* begin RECORDS TO PROCESS *
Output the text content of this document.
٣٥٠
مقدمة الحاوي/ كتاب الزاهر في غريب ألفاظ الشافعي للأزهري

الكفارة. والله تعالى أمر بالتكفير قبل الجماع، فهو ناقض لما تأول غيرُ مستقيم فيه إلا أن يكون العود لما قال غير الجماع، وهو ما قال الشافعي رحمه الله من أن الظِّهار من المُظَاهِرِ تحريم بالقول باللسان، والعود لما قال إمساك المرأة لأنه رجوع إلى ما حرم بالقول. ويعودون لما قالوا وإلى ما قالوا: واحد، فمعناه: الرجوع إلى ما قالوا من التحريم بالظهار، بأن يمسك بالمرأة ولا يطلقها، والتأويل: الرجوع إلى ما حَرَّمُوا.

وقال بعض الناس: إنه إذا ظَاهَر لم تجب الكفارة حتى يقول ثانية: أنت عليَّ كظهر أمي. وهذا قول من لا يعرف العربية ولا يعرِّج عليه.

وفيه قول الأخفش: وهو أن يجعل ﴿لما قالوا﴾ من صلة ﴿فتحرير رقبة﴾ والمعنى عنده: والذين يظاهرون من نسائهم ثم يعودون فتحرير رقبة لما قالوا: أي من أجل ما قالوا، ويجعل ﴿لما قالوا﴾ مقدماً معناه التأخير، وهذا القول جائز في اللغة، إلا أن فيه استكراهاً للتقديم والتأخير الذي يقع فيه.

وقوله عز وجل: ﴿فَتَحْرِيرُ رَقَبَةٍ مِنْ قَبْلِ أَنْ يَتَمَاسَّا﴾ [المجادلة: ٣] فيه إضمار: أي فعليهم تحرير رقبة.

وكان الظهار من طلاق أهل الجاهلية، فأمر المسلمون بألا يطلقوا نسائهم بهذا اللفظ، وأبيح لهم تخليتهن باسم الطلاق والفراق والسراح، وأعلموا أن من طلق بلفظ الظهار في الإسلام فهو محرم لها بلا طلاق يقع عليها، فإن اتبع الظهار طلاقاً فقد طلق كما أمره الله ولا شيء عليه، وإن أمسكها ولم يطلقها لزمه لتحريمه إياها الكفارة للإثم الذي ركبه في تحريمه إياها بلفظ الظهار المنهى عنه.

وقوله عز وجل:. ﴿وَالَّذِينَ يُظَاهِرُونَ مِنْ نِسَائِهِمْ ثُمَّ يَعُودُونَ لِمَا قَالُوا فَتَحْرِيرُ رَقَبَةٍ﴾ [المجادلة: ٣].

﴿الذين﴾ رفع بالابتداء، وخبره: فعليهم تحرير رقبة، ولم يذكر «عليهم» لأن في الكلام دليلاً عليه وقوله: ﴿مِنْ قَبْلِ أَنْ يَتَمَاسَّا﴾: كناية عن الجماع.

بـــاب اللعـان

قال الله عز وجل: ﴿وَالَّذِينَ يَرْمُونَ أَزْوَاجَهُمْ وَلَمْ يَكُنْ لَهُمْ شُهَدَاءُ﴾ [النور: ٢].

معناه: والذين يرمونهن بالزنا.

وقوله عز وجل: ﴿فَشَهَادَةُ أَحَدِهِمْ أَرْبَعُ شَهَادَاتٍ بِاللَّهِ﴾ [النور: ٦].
* end RECORDS TO PROCESS *
**EXERCISE REQUIREMENTS**
The records above must be output exactly, in full.

**SOLUTION**
Output the text content of this document.
٣٥٠
مقدمة الحاوي/ كتاب الزاهر في غريب ألفاظ الشافعي للأزهري

الكفارة. والله تعالى أمر بالتكفير قبل الجماع، فهو ناقض لما تأول غيرُ مستقيم فيه إلا أن يكون العود لما قال غير الجماع، وهو ما قال الشافعي رحمه الله من أن الظِّهار من المُظَاهِرِ تحريم بالقول باللسان، والعود لما قال إمساك المرأة لأنه رجوع إلى ما حرم بالقول. ويعودون لما قالوا وإلى ما قالوا: واحد، فمعناه: الرجوع إلى ما قالوا من التحريم بالظهار، بأن يمسك بالمرأة ولا يطلقها، والتأويل: الرجوع إلى ما حَرَّمُوا.

وقال بعض الناس: إنه إذا ظَاهَر لم تجب الكفارة حتى يقول ثانية: أنت عليَّ كظهر أمي. وهذا قول من لا يعرف العربية ولا يعرِّج عليه.

وفيه قول الأخفش: وهو أن يجعل ﴿لما قالوا﴾ من صلة ﴿فتحرير رقبة﴾ والمعنى عنده: والذين يظاهرون من نسائهم ثم يعودون فتحرير رقبة لما قالوا: أي من أجل ما قالوا، ويجعل ﴿لما قالوا﴾ مقدماً معناه التأخير، وهذا القول جائز في اللغة، إلا أن فيه استكراهاً للتقديم والتأخير الذي يقع فيه.

وقوله عز وجل: ﴿فَتَحْرِيرُ رَقَبَةٍ مِنْ قَبْلِ أَنْ يَتَمَاسَّا﴾ [المجادلة: ٣] فيه إضمار: أي فعليهم تحرير رقبة.

وكان الظهار من طلاق أهل الجاهلية، فأمر المسلمون بألا يطلقوا نسائهم بهذا اللفظ، وأبيح لهم تخليتهن باسم الطلاق والفراق والسراح، وأعلموا أن من طلق بلفظ الظهار في الإسلام فهو محرم لها بلا طلاق يقع عليها، فإن اتبع الظهار طلاقاً فقد طلق كما أمره الله ولا شيء عليه، وإن أمسكها ولم يطلقها لزمه لتحريمه إياها الكفارة للإثم الذي ركبه في تحريمه إياها بلفظ الظهار المنهى عنه.

وقوله عز وجل:. ﴿وَالَّذِينَ يُظَاهِرُونَ مِنْ نِسَائِهِمْ ثُمَّ يَعُودُونَ لِمَا قَالُوا فَتَحْرِيرُ رَقَبَةٍ﴾ [المجادلة: ٣].

﴿الذين﴾ رفع بالابتداء، وخبره: فعليهم تحرير رقبة، ولم يذكر «عليهم» لأن في الكلام دليلاً عليه وقوله: ﴿مِنْ قَبْلِ أَنْ يَتَمَاسَّا﴾: كناية عن الجماع.

بـــاب اللعـان

قال الله عز وجل: ﴿وَالَّذِينَ يَرْمُونَ أَزْوَاجَهُمْ وَلَمْ يَكُنْ لَهُمْ شُهَدَاءُ﴾ [النور: ٢].

معناه: والذين يرمونهن بالزنا.

وقوله عز وجل: ﴿فَشَهَادَةُ أَحَدِهِمْ أَرْبَعُ شَهَادَاتٍ بِاللَّهِ﴾ [النور: ٦].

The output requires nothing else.